> **WHAT IS REQUIRED**
Find the string "this" in the listing and report every line that has it.

> **THE DATA**

______________________________

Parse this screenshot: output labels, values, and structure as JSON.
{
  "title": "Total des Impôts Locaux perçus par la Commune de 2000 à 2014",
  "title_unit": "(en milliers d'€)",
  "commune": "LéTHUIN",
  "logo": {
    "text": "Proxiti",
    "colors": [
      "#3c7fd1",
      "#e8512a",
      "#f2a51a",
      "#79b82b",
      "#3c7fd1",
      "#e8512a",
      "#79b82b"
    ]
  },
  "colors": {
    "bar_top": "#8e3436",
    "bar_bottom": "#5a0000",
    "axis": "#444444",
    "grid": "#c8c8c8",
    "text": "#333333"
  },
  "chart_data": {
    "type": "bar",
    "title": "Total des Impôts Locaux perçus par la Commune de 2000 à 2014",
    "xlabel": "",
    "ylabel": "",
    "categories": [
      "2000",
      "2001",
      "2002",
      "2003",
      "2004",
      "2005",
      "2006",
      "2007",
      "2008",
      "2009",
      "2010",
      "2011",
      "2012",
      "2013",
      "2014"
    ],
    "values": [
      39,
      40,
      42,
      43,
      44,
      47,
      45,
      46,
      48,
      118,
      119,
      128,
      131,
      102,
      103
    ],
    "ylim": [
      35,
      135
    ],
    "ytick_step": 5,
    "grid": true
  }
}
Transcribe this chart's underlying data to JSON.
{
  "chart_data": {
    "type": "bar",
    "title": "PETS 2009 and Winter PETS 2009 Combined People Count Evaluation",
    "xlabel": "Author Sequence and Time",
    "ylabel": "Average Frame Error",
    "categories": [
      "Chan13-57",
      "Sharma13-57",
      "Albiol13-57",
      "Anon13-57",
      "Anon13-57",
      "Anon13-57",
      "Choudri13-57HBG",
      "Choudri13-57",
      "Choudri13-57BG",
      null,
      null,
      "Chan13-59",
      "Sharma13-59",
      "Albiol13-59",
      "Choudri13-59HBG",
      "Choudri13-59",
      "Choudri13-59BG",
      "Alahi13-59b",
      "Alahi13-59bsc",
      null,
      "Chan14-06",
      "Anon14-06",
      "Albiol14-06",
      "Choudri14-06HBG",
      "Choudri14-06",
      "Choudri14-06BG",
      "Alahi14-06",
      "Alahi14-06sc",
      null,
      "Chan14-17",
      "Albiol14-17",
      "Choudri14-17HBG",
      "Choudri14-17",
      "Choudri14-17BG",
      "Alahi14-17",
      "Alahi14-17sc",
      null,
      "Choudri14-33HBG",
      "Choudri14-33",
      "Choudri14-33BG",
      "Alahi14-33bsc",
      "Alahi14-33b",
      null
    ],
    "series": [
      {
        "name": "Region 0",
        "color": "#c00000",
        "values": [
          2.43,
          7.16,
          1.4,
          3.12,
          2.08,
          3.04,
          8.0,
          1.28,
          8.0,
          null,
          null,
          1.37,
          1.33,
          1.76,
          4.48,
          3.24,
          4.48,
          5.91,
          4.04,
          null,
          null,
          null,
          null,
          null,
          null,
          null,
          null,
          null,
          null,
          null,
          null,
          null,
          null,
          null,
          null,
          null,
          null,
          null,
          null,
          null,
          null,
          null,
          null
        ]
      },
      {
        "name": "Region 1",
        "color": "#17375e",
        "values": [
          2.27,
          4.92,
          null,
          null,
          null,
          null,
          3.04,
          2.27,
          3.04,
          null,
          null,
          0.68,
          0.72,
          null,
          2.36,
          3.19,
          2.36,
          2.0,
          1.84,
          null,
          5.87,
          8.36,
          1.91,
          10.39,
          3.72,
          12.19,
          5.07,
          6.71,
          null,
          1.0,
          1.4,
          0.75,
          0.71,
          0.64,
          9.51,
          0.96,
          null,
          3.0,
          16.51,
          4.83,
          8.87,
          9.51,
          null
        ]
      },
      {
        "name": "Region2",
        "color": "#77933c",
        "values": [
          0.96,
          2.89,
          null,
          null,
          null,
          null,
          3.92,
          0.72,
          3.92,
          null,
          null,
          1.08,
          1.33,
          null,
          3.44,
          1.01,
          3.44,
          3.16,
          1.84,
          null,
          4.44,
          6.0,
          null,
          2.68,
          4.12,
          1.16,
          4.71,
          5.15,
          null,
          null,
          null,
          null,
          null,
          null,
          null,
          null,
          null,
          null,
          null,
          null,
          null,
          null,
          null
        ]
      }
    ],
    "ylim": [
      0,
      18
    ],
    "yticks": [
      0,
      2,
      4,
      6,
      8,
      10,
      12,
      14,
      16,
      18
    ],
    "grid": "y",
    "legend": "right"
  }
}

______________________________

> **PROBLEM SOLUTION**
Parse this screenshot: output labels, values, and structure as JSON.
Transcribe this chart's underlying data to JSON.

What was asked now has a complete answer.